■ Request: From the records below, pull each line that has "color".

Extracts from a graphics dataset
====

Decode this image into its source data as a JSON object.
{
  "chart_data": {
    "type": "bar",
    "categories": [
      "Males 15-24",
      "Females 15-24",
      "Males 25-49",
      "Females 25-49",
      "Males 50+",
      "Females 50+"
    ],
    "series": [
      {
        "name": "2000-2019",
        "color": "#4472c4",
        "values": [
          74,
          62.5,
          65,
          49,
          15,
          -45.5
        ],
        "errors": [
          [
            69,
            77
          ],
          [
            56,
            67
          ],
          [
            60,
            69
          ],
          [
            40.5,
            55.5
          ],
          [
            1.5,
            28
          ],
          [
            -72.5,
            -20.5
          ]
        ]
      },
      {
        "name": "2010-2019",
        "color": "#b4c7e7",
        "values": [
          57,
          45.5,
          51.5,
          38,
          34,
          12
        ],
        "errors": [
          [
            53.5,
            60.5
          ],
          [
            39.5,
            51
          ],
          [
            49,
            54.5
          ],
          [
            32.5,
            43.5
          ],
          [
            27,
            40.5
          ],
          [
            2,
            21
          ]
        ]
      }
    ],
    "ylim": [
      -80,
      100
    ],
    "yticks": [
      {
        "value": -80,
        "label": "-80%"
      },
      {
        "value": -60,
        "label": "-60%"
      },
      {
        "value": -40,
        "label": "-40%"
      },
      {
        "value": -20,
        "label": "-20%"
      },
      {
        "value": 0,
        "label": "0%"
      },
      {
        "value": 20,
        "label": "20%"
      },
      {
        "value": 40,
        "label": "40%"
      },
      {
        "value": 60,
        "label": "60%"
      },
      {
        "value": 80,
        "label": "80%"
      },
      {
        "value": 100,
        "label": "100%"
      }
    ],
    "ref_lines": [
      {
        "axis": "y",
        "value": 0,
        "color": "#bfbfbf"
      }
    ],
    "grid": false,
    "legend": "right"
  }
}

====

■ Answer to this task:
        "color": "#4472c4",
        "color": "#b4c7e7",
        "color": "#bfbfbf"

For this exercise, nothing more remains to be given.